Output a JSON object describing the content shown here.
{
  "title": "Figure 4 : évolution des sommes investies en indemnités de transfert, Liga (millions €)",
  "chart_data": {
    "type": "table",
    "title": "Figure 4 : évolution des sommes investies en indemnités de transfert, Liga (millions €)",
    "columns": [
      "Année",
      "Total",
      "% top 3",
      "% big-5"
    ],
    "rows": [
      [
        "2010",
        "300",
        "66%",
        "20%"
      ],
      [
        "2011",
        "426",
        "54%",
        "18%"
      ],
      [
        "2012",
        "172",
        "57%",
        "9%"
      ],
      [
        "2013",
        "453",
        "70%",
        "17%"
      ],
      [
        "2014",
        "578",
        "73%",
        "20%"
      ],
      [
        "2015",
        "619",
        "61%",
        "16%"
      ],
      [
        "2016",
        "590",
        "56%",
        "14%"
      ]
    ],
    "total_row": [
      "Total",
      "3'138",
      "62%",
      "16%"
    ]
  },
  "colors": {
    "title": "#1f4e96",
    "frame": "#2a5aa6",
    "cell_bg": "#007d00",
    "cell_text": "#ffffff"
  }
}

+ + + + + + +

* GOAL *
Copy every line that contains the string "Figure".

* EXPECTED ANSWER *
  "title": "Figure 4 : évolution des sommes investies en indemnités de transfert, Liga (millions €)",
    "title": "Figure 4 : évolution des sommes investies en indemnités de transfert, Liga (millions €)",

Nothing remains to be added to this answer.